Records excerpted from a collection:
++++++

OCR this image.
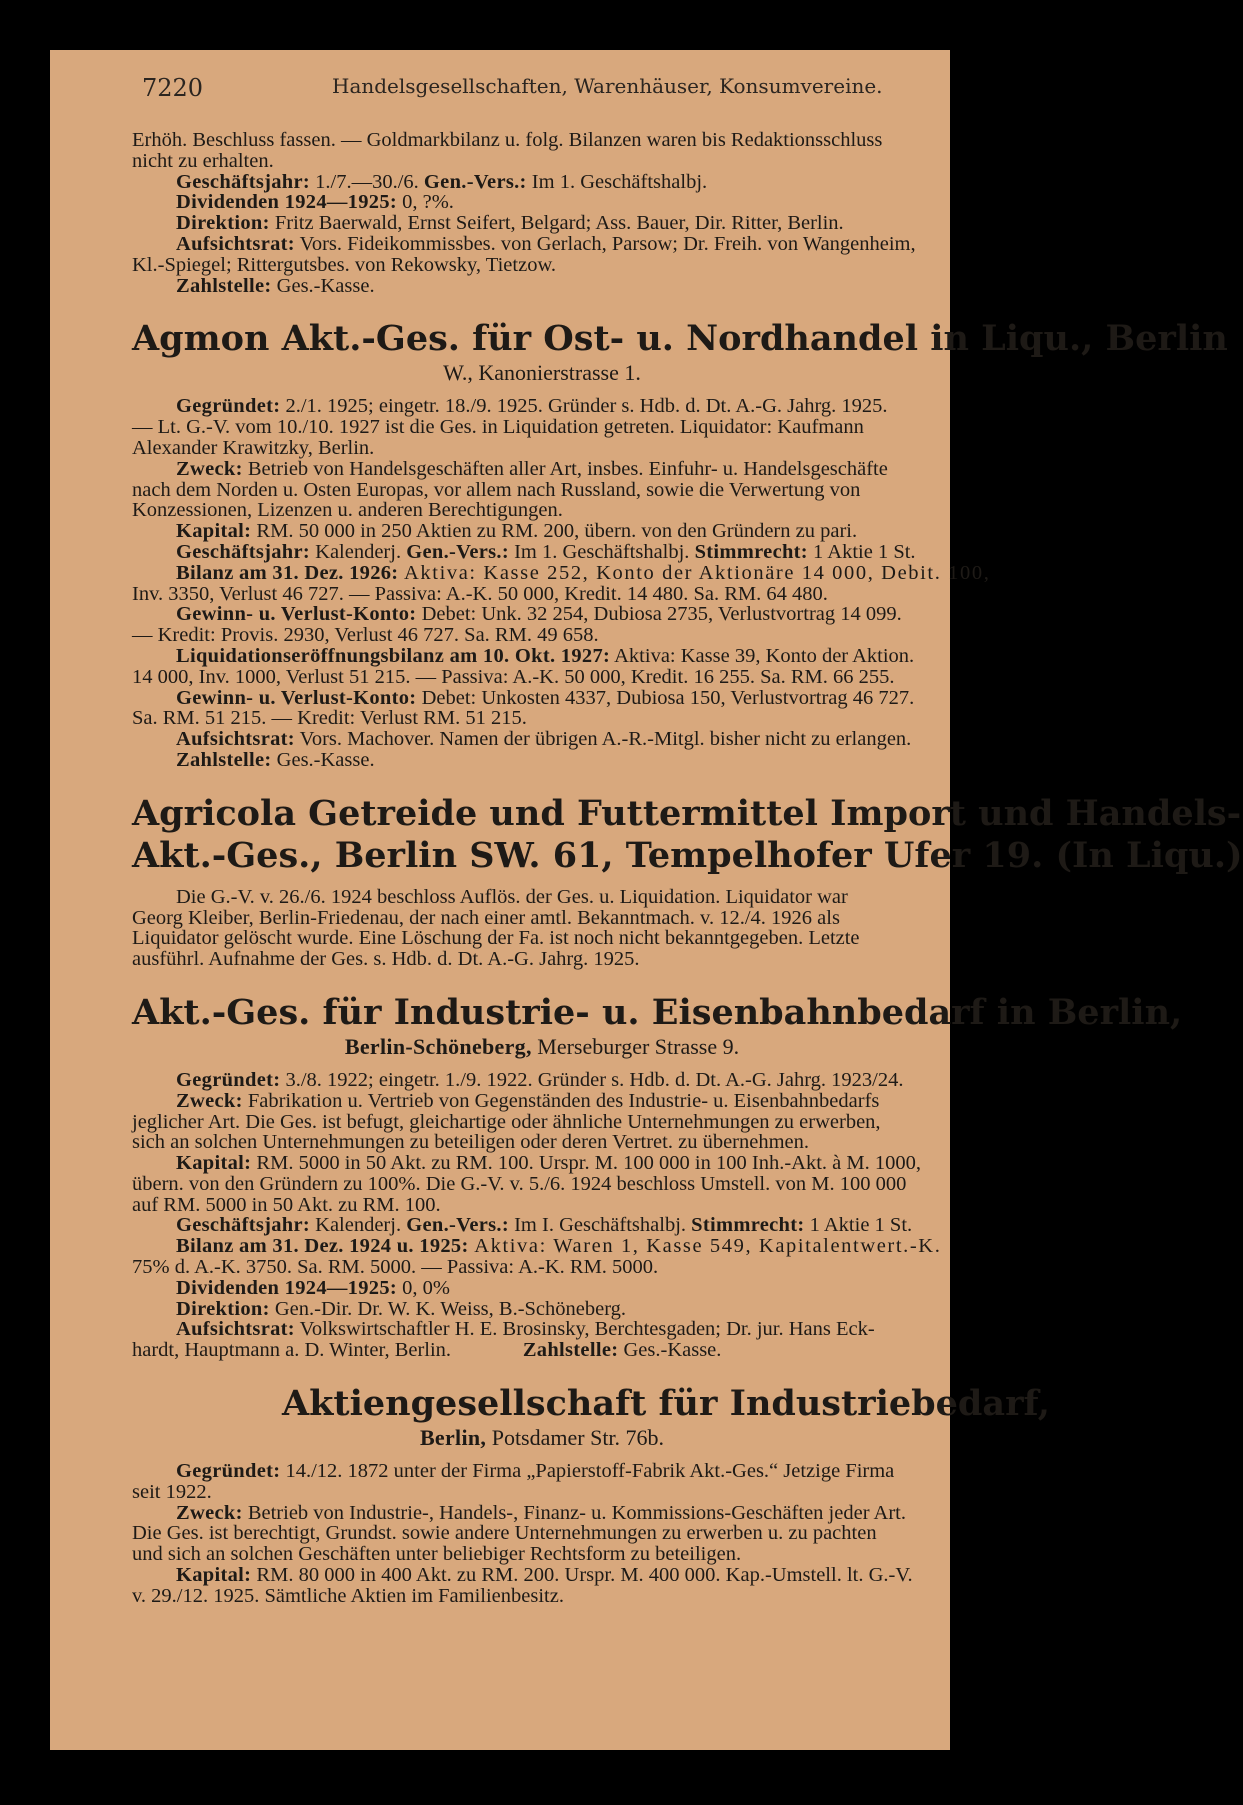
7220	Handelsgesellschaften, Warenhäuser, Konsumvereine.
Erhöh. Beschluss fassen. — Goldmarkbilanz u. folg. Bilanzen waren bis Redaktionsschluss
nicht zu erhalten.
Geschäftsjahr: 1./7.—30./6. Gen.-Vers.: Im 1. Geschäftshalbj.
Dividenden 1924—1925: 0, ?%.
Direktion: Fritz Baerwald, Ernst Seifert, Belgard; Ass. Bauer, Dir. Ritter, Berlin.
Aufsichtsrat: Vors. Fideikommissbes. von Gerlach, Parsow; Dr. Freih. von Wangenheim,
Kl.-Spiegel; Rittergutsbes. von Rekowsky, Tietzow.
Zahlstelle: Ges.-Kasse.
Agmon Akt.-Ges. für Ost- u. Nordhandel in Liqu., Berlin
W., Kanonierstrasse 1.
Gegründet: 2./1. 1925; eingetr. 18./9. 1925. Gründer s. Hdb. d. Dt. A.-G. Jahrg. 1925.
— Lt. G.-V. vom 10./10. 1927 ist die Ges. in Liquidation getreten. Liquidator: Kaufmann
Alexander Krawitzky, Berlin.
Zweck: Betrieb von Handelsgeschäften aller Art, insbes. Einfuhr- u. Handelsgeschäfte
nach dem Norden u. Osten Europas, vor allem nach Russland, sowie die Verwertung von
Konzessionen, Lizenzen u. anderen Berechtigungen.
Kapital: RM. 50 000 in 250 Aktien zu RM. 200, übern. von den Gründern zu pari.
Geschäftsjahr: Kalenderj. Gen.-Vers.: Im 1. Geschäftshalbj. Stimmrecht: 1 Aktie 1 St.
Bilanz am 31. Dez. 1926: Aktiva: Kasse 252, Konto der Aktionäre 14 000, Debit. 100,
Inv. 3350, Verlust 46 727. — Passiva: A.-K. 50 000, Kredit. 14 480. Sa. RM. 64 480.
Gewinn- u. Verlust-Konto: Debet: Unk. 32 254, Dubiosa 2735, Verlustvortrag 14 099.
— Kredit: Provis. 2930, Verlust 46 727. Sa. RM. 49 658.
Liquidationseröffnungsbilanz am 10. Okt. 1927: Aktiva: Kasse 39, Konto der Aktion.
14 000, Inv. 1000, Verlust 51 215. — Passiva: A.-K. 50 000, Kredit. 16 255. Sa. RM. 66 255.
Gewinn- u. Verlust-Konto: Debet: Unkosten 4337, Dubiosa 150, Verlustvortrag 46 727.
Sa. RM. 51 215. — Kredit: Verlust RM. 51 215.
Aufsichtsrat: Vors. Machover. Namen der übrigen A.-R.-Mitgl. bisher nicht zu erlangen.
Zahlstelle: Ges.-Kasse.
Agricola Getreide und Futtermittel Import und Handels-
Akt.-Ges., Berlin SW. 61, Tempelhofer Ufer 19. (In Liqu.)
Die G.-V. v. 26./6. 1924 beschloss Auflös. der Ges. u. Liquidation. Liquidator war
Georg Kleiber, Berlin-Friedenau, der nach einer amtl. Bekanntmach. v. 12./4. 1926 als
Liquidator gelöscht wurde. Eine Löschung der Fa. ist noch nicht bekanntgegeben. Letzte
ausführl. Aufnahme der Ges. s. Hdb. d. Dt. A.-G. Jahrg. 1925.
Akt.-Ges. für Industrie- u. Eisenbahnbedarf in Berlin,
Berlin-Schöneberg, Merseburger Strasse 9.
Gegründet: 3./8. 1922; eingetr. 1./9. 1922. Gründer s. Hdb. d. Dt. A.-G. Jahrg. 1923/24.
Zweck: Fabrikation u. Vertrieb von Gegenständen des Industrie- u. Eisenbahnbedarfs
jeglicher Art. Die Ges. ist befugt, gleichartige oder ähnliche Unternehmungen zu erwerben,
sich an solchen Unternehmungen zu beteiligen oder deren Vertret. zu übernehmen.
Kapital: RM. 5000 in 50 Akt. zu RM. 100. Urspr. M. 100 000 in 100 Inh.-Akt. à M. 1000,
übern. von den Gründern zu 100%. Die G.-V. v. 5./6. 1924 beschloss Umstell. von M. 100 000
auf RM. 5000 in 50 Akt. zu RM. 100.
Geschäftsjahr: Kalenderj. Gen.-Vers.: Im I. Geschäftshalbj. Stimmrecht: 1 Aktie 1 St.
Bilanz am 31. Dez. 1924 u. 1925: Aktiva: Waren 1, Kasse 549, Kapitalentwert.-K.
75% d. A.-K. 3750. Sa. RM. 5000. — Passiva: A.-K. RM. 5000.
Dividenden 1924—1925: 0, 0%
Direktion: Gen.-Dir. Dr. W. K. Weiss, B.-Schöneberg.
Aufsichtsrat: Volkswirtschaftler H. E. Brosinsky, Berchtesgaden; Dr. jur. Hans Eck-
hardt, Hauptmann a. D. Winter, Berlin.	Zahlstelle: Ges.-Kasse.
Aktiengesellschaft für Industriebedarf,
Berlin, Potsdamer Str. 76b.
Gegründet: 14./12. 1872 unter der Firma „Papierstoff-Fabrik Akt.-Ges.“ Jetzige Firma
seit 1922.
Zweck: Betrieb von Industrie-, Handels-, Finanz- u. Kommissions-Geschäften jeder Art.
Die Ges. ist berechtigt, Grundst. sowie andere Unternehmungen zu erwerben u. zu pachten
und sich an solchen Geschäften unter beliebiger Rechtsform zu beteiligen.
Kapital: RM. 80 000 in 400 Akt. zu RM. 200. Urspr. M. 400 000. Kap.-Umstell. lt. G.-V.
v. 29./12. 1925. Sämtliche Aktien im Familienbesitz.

++++++

Do this:
Wherever "Verlust" shows up in a line, copy that line.

Final result:
Inv. 3350, Verlust 46 727. — Passiva: A.-K. 50 000, Kredit. 14 480. Sa. RM. 64 480.
Gewinn- u. Verlust-Konto: Debet: Unk. 32 254, Dubiosa 2735, Verlustvortrag 14 099.
— Kredit: Provis. 2930, Verlust 46 727. Sa. RM. 49 658.
14 000, Inv. 1000, Verlust 51 215. — Passiva: A.-K. 50 000, Kredit. 16 255. Sa. RM. 66 255.
Gewinn- u. Verlust-Konto: Debet: Unkosten 4337, Dubiosa 150, Verlustvortrag 46 727.
Sa. RM. 51 215. — Kredit: Verlust RM. 51 215.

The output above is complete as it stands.